Read through the records below and copy each line that uses the word "oder".
═══ LISTING
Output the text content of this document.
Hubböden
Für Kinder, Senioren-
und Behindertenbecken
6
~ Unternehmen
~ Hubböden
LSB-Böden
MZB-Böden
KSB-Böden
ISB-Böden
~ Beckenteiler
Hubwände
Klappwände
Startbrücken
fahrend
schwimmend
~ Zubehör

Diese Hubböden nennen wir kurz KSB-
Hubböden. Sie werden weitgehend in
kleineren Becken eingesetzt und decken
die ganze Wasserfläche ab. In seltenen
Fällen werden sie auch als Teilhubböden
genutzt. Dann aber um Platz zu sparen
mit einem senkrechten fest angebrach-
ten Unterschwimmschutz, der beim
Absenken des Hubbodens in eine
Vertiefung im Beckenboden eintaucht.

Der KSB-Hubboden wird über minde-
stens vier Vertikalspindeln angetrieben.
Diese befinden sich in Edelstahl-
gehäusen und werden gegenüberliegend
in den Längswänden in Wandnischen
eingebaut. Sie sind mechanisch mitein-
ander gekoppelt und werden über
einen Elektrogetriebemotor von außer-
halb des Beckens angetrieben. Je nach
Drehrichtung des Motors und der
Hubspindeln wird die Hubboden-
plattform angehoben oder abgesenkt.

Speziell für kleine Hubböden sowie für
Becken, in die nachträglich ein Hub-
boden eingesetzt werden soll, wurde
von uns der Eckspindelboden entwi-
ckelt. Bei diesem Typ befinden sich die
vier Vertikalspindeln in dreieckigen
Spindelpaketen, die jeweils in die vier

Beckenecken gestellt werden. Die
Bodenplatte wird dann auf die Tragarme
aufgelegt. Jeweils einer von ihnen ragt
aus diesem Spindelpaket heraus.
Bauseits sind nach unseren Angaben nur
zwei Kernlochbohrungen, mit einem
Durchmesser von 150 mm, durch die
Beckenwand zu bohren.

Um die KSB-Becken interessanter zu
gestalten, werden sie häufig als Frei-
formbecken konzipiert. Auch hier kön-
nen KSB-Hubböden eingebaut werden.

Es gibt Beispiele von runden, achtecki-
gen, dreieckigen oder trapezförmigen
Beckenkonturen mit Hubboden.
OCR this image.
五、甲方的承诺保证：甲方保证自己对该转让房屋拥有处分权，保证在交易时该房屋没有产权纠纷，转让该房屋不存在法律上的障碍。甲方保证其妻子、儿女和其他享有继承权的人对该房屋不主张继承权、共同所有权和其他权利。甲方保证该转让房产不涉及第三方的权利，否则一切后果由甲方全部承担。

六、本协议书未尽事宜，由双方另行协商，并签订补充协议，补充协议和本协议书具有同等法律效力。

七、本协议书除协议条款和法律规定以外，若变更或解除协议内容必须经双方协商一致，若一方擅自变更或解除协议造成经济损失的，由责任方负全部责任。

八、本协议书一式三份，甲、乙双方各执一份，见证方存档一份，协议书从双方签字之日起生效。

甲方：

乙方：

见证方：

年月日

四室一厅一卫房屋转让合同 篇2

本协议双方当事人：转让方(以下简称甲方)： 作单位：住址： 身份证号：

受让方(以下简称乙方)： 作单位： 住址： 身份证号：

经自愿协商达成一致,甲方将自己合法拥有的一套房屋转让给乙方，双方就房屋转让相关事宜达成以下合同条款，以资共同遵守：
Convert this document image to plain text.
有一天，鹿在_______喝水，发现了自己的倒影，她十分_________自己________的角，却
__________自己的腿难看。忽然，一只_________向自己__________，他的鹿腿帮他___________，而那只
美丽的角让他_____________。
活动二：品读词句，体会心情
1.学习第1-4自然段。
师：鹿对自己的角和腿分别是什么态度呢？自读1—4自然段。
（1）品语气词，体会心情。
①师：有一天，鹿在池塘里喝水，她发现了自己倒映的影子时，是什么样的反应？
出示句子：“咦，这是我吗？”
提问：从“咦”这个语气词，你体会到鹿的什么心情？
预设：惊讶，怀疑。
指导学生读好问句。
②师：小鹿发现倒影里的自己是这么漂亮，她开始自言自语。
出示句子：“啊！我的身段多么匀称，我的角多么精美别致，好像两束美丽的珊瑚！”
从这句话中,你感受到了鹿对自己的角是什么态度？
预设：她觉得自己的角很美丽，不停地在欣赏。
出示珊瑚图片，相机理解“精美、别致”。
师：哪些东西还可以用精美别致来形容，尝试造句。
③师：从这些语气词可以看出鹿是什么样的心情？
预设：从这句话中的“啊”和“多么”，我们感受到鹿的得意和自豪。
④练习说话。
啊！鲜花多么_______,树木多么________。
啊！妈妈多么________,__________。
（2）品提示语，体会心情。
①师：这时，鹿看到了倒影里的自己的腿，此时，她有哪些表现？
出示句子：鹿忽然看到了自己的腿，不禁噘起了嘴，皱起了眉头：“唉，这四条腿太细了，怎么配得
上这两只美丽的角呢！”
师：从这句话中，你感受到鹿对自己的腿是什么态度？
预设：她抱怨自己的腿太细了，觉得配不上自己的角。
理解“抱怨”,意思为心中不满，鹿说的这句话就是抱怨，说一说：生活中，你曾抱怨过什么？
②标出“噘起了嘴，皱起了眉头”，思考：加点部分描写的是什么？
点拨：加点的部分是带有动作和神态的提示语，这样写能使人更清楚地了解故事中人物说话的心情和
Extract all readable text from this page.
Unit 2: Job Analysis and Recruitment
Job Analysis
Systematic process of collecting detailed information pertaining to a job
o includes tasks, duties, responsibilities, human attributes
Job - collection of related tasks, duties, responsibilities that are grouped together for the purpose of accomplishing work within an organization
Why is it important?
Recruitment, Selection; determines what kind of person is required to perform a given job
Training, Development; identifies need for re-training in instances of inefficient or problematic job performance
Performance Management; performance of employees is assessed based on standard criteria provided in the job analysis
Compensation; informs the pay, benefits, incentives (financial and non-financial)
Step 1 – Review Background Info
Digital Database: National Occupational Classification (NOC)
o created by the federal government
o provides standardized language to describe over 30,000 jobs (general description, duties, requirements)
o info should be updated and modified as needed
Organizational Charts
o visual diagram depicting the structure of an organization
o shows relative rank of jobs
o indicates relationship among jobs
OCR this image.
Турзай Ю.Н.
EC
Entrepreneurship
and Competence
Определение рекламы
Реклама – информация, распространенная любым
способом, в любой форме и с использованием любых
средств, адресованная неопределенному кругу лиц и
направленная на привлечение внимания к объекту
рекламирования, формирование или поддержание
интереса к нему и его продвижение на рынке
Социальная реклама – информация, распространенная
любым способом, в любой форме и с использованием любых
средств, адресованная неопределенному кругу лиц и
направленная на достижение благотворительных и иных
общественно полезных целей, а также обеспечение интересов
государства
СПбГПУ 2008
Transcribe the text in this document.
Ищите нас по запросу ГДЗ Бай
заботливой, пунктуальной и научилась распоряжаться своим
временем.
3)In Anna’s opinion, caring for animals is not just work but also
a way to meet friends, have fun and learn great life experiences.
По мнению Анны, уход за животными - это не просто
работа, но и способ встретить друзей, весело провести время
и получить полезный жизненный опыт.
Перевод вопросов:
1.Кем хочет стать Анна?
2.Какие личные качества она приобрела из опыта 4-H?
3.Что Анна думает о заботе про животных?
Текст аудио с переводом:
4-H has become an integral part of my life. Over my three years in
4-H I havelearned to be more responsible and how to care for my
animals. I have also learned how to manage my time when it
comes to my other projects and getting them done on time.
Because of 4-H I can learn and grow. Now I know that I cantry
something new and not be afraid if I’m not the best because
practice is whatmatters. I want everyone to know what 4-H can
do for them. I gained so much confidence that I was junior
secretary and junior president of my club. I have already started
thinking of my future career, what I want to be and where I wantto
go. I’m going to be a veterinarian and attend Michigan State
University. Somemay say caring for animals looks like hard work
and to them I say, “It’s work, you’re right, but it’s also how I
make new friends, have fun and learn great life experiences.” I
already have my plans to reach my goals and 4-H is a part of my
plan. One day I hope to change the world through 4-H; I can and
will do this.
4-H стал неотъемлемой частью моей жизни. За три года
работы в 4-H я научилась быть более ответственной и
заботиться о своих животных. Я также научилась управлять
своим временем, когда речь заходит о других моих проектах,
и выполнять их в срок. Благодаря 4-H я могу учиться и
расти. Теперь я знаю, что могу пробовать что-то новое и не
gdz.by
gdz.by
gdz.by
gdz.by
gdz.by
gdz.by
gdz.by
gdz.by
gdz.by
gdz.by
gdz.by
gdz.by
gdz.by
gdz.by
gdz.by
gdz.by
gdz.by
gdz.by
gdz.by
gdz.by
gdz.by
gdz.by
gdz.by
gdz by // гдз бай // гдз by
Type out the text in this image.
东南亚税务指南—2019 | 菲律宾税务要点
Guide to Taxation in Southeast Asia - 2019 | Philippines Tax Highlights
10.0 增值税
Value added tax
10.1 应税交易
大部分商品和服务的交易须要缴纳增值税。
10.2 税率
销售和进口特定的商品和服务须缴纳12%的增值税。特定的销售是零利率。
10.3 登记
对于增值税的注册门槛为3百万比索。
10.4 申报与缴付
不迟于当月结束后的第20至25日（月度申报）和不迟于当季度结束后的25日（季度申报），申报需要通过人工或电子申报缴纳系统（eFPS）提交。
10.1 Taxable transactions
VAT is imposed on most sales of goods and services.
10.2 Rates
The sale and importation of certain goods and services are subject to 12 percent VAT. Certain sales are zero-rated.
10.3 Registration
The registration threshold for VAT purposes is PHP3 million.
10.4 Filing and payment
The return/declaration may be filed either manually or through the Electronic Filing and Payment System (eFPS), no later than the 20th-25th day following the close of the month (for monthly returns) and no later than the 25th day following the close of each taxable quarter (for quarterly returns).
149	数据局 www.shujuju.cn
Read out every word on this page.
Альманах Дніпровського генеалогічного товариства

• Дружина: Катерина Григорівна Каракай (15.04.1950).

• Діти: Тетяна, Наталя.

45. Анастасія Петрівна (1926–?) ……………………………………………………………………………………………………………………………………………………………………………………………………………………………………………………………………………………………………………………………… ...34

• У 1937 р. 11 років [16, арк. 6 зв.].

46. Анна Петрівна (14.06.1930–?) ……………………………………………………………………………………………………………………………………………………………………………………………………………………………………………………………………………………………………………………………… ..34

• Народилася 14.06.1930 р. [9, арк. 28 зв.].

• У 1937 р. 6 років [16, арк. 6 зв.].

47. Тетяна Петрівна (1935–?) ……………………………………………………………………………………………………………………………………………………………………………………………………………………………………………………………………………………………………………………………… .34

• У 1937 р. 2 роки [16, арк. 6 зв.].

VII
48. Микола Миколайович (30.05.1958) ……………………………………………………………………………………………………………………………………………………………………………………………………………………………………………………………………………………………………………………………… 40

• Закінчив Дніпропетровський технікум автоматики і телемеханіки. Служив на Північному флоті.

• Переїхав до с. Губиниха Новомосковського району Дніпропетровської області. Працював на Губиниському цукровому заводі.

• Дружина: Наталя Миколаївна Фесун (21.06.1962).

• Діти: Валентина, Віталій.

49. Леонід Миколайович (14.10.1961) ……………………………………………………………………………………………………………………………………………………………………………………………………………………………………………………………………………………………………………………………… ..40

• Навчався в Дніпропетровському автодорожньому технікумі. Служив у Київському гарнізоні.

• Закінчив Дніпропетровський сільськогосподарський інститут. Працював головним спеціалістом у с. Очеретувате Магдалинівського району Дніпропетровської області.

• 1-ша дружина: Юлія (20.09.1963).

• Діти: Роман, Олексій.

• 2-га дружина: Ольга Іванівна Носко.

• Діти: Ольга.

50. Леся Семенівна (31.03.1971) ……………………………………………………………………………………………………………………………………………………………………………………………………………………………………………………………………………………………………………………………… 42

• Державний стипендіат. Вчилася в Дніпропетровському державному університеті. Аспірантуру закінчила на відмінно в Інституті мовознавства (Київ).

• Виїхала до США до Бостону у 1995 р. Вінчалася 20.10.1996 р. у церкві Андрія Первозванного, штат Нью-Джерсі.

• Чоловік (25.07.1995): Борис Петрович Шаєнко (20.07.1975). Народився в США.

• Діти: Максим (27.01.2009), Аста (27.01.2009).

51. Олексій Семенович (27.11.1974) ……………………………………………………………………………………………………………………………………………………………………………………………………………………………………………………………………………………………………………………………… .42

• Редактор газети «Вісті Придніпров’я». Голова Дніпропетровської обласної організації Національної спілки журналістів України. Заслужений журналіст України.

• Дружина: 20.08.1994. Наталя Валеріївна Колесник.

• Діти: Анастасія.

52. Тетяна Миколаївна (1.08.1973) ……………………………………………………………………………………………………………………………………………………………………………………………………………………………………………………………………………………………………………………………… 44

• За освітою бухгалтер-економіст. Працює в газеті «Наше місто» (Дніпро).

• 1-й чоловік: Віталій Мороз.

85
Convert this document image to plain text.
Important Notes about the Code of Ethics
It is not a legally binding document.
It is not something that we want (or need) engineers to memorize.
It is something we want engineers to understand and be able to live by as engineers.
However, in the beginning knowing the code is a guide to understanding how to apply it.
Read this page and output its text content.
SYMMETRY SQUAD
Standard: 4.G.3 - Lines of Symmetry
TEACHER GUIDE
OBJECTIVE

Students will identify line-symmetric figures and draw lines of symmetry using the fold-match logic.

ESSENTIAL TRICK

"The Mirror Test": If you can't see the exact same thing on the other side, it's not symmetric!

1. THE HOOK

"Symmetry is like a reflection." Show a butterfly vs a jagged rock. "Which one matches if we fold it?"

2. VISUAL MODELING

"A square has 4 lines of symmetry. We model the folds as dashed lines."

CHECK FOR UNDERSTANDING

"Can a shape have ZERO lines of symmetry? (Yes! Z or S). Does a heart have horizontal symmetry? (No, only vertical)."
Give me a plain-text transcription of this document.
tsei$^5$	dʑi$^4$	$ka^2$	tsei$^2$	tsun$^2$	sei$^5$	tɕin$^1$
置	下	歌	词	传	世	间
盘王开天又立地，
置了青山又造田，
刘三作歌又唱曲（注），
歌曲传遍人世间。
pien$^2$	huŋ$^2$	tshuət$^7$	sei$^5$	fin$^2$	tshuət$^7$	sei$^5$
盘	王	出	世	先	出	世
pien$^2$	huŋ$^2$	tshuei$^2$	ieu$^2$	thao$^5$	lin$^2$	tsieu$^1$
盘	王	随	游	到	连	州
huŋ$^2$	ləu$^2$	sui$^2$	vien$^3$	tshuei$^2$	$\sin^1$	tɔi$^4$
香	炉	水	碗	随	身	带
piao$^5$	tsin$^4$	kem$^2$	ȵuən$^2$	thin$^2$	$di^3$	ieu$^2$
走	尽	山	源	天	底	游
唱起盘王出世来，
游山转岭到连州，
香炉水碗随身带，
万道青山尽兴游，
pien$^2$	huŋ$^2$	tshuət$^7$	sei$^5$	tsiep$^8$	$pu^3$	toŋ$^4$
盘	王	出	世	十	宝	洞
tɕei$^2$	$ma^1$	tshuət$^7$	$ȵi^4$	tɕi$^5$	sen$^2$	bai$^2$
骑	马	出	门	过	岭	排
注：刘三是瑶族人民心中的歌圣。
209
══════
### EXERCISE RESPONSE
plattform angehoben oder abgesenkt.
gen, dreieckigen oder trapezförmigen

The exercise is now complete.